* _Page_
## start
A Python library for detecting code similarities and duplications across files and directories. Enhanced with Python 3.13 compatibility and modern packaging standards.
- Library & CLI: Use as a Python library or command-line tool
- Multiple Formats: Support for JSON, CSV, and human-readable output
- Flexible Analysis: Analyze directories, specific files, or entire projects
- Modern Python: Full support for Python 3.8+ including Python 3.13
- Quality Assurance: Perfect for CI/CD pipelines and code quality gates
- Flext Integration: Designed for seamless integration with Flext projects
pip install git+https://github.com/flext-sh/duplicate-code-detection-tool.git
pip install duplicate-code-detection-tool
from duplicate_code_tool import DuplicateCodeDetector
# Create detector with custom settings
detector = DuplicateCodeDetector(
fail_threshold=80, # Fail if any duplication >80%
ignore_threshold=15, # Ignore duplications <15%
file_extensions=["py"], # Analyze Python files only
only_code=True, # Remove comments and docstrings
show_loc=True, # Include line count information
)
# Analyze a project
result = detector.analyze_project(
project_path=".",
exclude_patterns=["tests/", "docs/", ".git/"]
)
# Check results
if result.has_duplications():
print(f"Found {len(result.reports)} files with duplications")
# Get critical duplications
critical = result.get_critical_duplications(threshold=50.0)
for dup in critical:
print(f"🚨 {dup.source_file} ↔ {dup.target_file} ({dup.similarity_percentage:.1f}%)")
from duplicate_code_tool import analyze_project_duplicates
# Simple project analysis
result = analyze_project_duplicates(
project_path=".",
threshold=20.0,
exclude_patterns=["tests/", "docs/"]
)
print(f"Success: {result.is_success()}")
print(f"Duplications found: {result.has_duplications()}")
# Analyze directories
duplicate-code-detection -d src/ lib/ --ignore-threshold 15
# Analyze specific files
duplicate-code-detection -f file1.py file2.py file3.py
# JSON output for CI/CD
duplicate-code-detection -d src/ -j --fail-threshold 80
# CSV output
duplicate-code-detection -d src/ --csv-output report.csv --show-loc
from duplicate_code_tool import DuplicateCodeDetector
import sys
def check_code_quality():
"""Quality gate for Flext CI/CD pipeline."""
## end
* _Job 1_
From the duplicate code detection page, translate "Use as a Python library or command-line tool" into Spanish.
* _Job 2_
Extend the duplicate code detection page from the point where it stops.

* _Data block_
## start
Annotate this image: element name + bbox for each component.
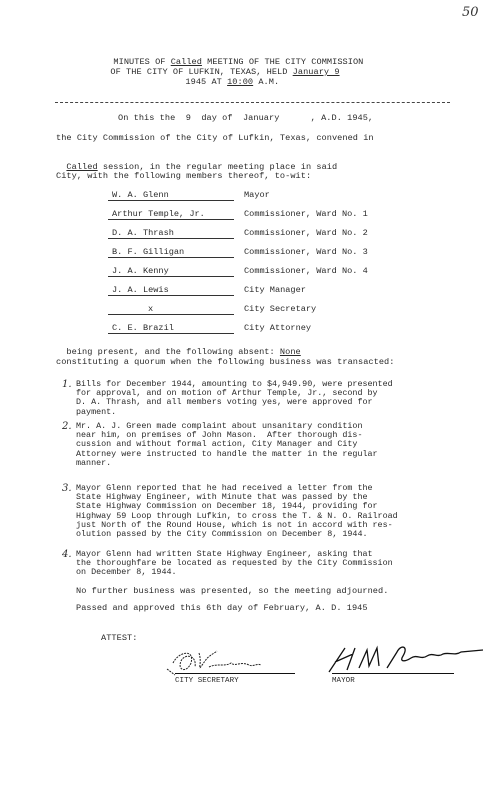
## end
* _Result 1_
Úsese como biblioteca de Python o como herramienta de línea de comandos

* _Result 2_
detector = DuplicateCodeDetector(
fail_threshold=70, # Fail if any duplication >70%
ignore_threshold=20, # Ignore duplications <20%
file_extensions=["py", "js", "ts"],
only_code=True,
)
# Analyze Flext modules
result = detector.detect_in_directories([
"flext-core/src",
"flext-ldap/src",
"flext-grpc/src",
], ignore_directories=["tests/", "__pycache__/"])
if not result.is_success():
print("❌ Code duplication threshold exceeded!")
for dup in result.get_critical_duplications(50.0):
print(f" {dup.source_file} ↔ {dup.target_file}")
sys.exit(1)
print("✅ Code quality check passed!")
if __name__ == "__main__":
check_code_quality()
#!/usr/bin/env python3
"""Pre-commit hook for duplicate code detection."""
import sys
from pathlib import Path
from duplicate_code_tool import DuplicateCodeDetector
def main():
# Get staged files
staged_files = sys.argv[1:] if len(sys.argv) > 1 else []
if not staged_files:
return 0
# Filter Python files
python_files = [f for f in staged_files if f.endswith('.py')]
if not python_files:
return 0
# Check for duplications
detector = DuplicateCodeDetector(
fail_threshold=100, # Don't fail, just warn
ignore_threshold=30, # Only report significant duplications
only_code=True,
)
result = detector.detect_in_files(python_files)
if result.has_duplications():
print("⚠️ Potential code duplications detected:")
for dup in result.get_critical_duplications(40.0):
print(f" {dup.source_file} ↔ {dup.target_file} ({dup.similarity_percentage:.1f}%)")
print("💡 Consider refactoring to reduce code duplication.")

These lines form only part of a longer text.